● Your goal
Quote verbatim every line of the records below, from the line containing "blue-orange-badge-icon: [484, 353, 514, 385]" up to and including the line containing "200, 682, 234]".

● Listed entries
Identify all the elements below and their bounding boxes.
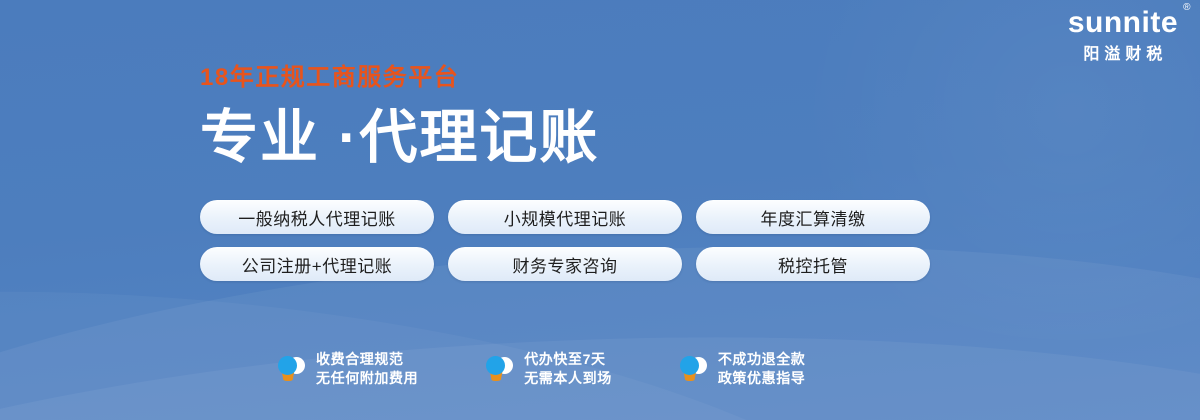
blue-orange-badge-icon: [484, 353, 514, 385]
promo-banner: sunnite® 阳溢财税 18年正规工商服务平台 专业 ·代理记账 一般纳税人…: [0, 0, 1200, 420]
service-pill-general-taxpayer[interactable]: 一般纳税人代理记账: [200, 200, 434, 234]
feature-text-guarantee: 不成功退全款 政策优惠指导: [718, 350, 806, 388]
blue-orange-badge-icon: [276, 353, 306, 385]
feature-line-2: 政策优惠指导: [718, 370, 806, 386]
headline-block: 18年正规工商服务平台 专业 ·代理记账: [200, 66, 599, 169]
registered-trademark-icon: ®: [1183, 3, 1191, 13]
blue-orange-badge-icon: [678, 353, 708, 385]
feature-text-speed: 代办快至7天 无需本人到场: [524, 350, 612, 388]
feature-line-1: 代办快至7天: [524, 351, 605, 367]
service-pill-small-scale[interactable]: 小规模代理记账: [448, 200, 682, 234]
service-pill-grid: 一般纳税人代理记账 小规模代理记账 年度汇算清缴 公司注册+代理记账 财务专家咨…: [200, 200, 930, 281]
feature-item-pricing: 收费合理规范 无任何附加费用: [276, 350, 418, 388]
feature-line-1: 不成功退全款: [718, 351, 806, 367]
service-pill-annual-settlement[interactable]: 年度汇算清缴: [696, 200, 930, 234]
feature-line-1: 收费合理规范: [316, 351, 404, 367]
feature-line-2: 无需本人到场: [524, 370, 612, 386]
service-pill-company-registration[interactable]: 公司注册+代理记账: [200, 247, 434, 281]
service-pill-expert-consulting[interactable]: 财务专家咨询: [448, 247, 682, 281]
feature-line-2: 无任何附加费用: [316, 370, 418, 386]
brand-logo[interactable]: sunnite® 阳溢财税: [1068, 8, 1178, 63]
page-title: 专业 ·代理记账: [200, 108, 599, 169]
feature-item-speed: 代办快至7天 无需本人到场: [484, 350, 612, 388]
brand-logo-wordmark: sunnite®: [1068, 8, 1178, 38]
feature-text-pricing: 收费合理规范 无任何附加费用: [316, 350, 418, 388]
feature-strip: 收费合理规范 无任何附加费用 代办快至7天 无需本人到场 不成功退全款 政策优惠…: [276, 350, 805, 388]
brand-logo-subtitle: 阳溢财税: [1068, 47, 1178, 63]
feature-item-guarantee: 不成功退全款 政策优惠指导: [678, 350, 806, 388]
eyebrow-tagline: 18年正规工商服务平台: [200, 66, 599, 90]
service-pill-tax-control-hosting[interactable]: 税控托管: [696, 247, 930, 281]
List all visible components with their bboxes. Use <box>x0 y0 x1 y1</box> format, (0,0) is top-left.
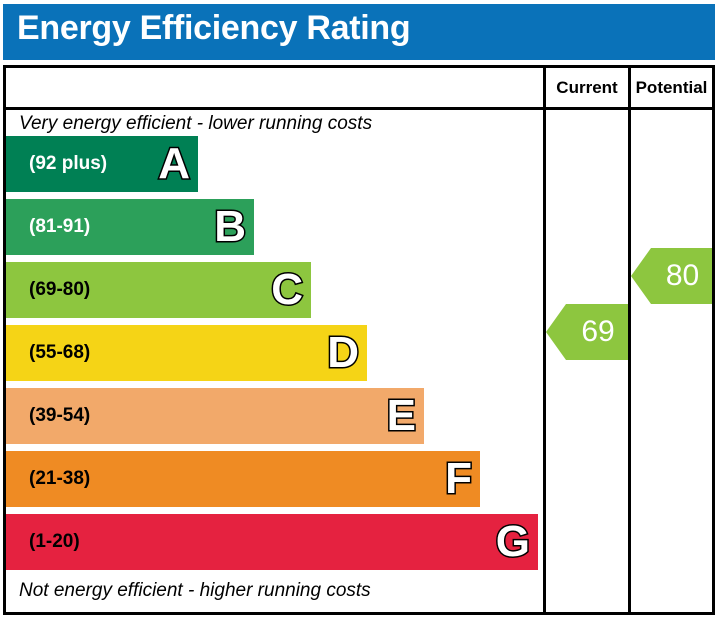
band-letter-g: G <box>496 520 530 564</box>
column-header-potential: Potential <box>631 68 712 107</box>
chart-title-bar: Energy Efficiency Rating <box>3 4 715 60</box>
potential-column-divider <box>628 68 631 612</box>
rating-band-b: (81-91)B <box>6 199 254 255</box>
potential-rating-arrow: 80 <box>631 248 712 304</box>
caption-bottom: Not energy efficient - higher running co… <box>19 580 371 602</box>
rating-bands: (92 plus)A(81-91)B(69-80)C(55-68)D(39-54… <box>6 136 546 576</box>
band-letter-b: B <box>214 205 246 249</box>
current-rating-value: 69 <box>546 317 628 347</box>
column-header-current: Current <box>546 68 628 107</box>
header-row-divider <box>6 107 712 110</box>
band-range-label: (81-91) <box>29 216 90 238</box>
energy-efficiency-rating-chart: Energy Efficiency Rating Current Potenti… <box>0 0 718 619</box>
band-range-label: (92 plus) <box>29 153 107 175</box>
band-letter-f: F <box>445 457 472 501</box>
rating-band-e: (39-54)E <box>6 388 424 444</box>
chart-table-frame: Current Potential Very energy efficient … <box>3 65 715 615</box>
rating-band-g: (1-20)G <box>6 514 538 570</box>
rating-band-c: (69-80)C <box>6 262 311 318</box>
band-range-label: (55-68) <box>29 342 90 364</box>
band-letter-d: D <box>327 331 359 375</box>
potential-rating-value: 80 <box>631 261 712 291</box>
band-letter-a: A <box>158 142 190 186</box>
band-letter-c: C <box>271 268 303 312</box>
rating-band-d: (55-68)D <box>6 325 367 381</box>
band-letter-e: E <box>387 394 416 438</box>
current-rating-arrow: 69 <box>546 304 628 360</box>
band-range-label: (21-38) <box>29 468 90 490</box>
rating-band-a: (92 plus)A <box>6 136 198 192</box>
band-range-label: (1-20) <box>29 531 80 553</box>
band-range-label: (69-80) <box>29 279 90 301</box>
caption-top: Very energy efficient - lower running co… <box>19 113 372 135</box>
page-title: Energy Efficiency Rating <box>17 9 410 48</box>
band-range-label: (39-54) <box>29 405 90 427</box>
rating-band-f: (21-38)F <box>6 451 480 507</box>
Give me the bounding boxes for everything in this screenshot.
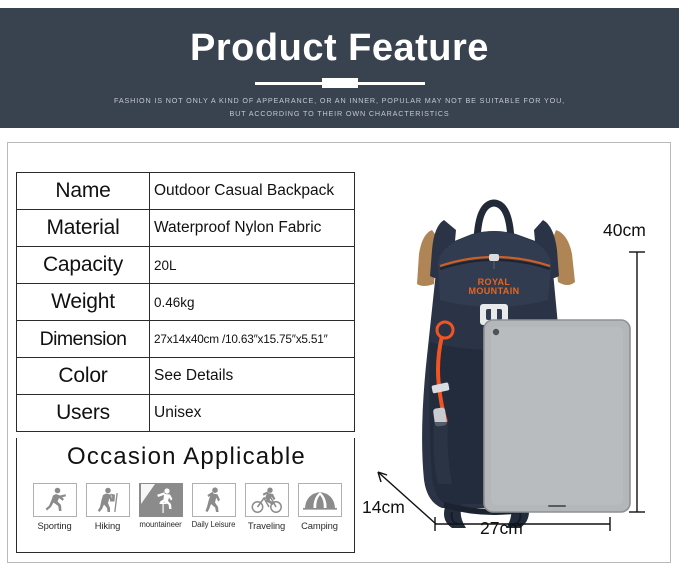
spec-value-material: Waterproof Nylon Fabric xyxy=(150,210,355,247)
occasion-title: Occasion Applicable xyxy=(17,443,356,471)
occasion-item-hiking: Hiking xyxy=(84,483,131,531)
spec-label-dimension: Dimension xyxy=(17,321,150,358)
header-banner: Product Feature FASHION IS NOT ONLY A KI… xyxy=(0,8,679,128)
spec-value-name: Outdoor Casual Backpack xyxy=(150,173,355,210)
occasion-item-mountaineer: mountaineer xyxy=(137,483,184,531)
occasion-label-traveling: Traveling xyxy=(248,520,285,531)
spec-label-color: Color xyxy=(17,358,150,395)
cyclist-icon xyxy=(245,483,289,517)
occasion-item-daily-leisure: Daily Leisure xyxy=(190,483,237,531)
dimension-label-depth: 14cm xyxy=(362,497,405,518)
occasion-applicable-section: Occasion Applicable Sporting xyxy=(16,438,355,553)
spec-value-dimension: 27x14x40cm /10.63″x15.75″x5.51″ xyxy=(150,321,355,358)
runner-icon xyxy=(33,483,77,517)
table-row: Color See Details xyxy=(17,358,355,395)
spec-value-color: See Details xyxy=(150,358,355,395)
spec-value-users: Unisex xyxy=(150,395,355,432)
occasion-label-mountaineer: mountaineer xyxy=(139,520,181,529)
climber-icon xyxy=(139,483,183,517)
tent-icon xyxy=(298,483,342,517)
occasion-item-traveling: Traveling xyxy=(243,483,290,531)
table-row: Dimension 27x14x40cm /10.63″x15.75″x5.51… xyxy=(17,321,355,358)
table-row: Name Outdoor Casual Backpack xyxy=(17,173,355,210)
spec-label-weight: Weight xyxy=(17,284,150,321)
hiker-icon xyxy=(86,483,130,517)
spec-label-capacity: Capacity xyxy=(17,247,150,284)
occasion-item-sporting: Sporting xyxy=(31,483,78,531)
occasion-label-hiking: Hiking xyxy=(95,520,120,531)
table-row: Material Waterproof Nylon Fabric xyxy=(17,210,355,247)
page-title: Product Feature xyxy=(0,26,679,70)
specification-table: Name Outdoor Casual Backpack Material Wa… xyxy=(16,172,355,432)
title-divider-knob xyxy=(322,78,358,88)
occasion-icon-row: Sporting Hiking xyxy=(31,483,343,531)
spec-label-material: Material xyxy=(17,210,150,247)
occasion-label-camping: Camping xyxy=(301,520,338,531)
table-row: Users Unisex xyxy=(17,395,355,432)
occasion-item-camping: Camping xyxy=(296,483,343,531)
spec-value-capacity: 20L xyxy=(150,247,355,284)
content-box: Name Outdoor Casual Backpack Material Wa… xyxy=(7,142,671,563)
table-row: Capacity 20L xyxy=(17,247,355,284)
table-row: Weight 0.46kg xyxy=(17,284,355,321)
occasion-label-daily-leisure: Daily Leisure xyxy=(192,520,236,529)
walker-icon xyxy=(192,483,236,517)
spec-value-weight: 0.46kg xyxy=(150,284,355,321)
spec-label-name: Name xyxy=(17,173,150,210)
banner-subtitle-line2: BUT ACCORDING TO THEIR OWN CHARACTERISTI… xyxy=(229,109,449,118)
product-image-panel: ROYAL MOUNTAIN xyxy=(360,172,663,553)
dimension-label-height: 40cm xyxy=(603,220,646,241)
banner-subtitle-line1: FASHION IS NOT ONLY A KIND OF APPEARANCE… xyxy=(114,96,565,105)
dimension-label-width: 27cm xyxy=(480,518,523,539)
spec-label-users: Users xyxy=(17,395,150,432)
banner-subtitle: FASHION IS NOT ONLY A KIND OF APPEARANCE… xyxy=(90,94,589,120)
brand-logo-line2: MOUNTAIN xyxy=(468,286,519,296)
occasion-label-sporting: Sporting xyxy=(37,520,71,531)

● Task output
blue-orange-badge-icon: [484, 353, 514, 385]
promo-banner: sunnite® 阳溢财税 18年正规工商服务平台 专业 ·代理记账 一般纳税人…: [0, 0, 1200, 420]
service-pill-general-taxpayer[interactable]: 一般纳税人代理记账: [200, 200, 434, 234]
feature-text-guarantee: 不成功退全款 政策优惠指导: [718, 350, 806, 388]
blue-orange-badge-icon: [276, 353, 306, 385]
feature-line-2: 政策优惠指导: [718, 370, 806, 386]
headline-block: 18年正规工商服务平台 专业 ·代理记账: [200, 66, 599, 169]
registered-trademark-icon: ®: [1183, 3, 1191, 13]
blue-orange-badge-icon: [678, 353, 708, 385]
feature-text-speed: 代办快至7天 无需本人到场: [524, 350, 612, 388]
feature-line-1: 代办快至7天: [524, 351, 605, 367]
service-pill-small-scale[interactable]: 小规模代理记账: [448, 200, 682, 234]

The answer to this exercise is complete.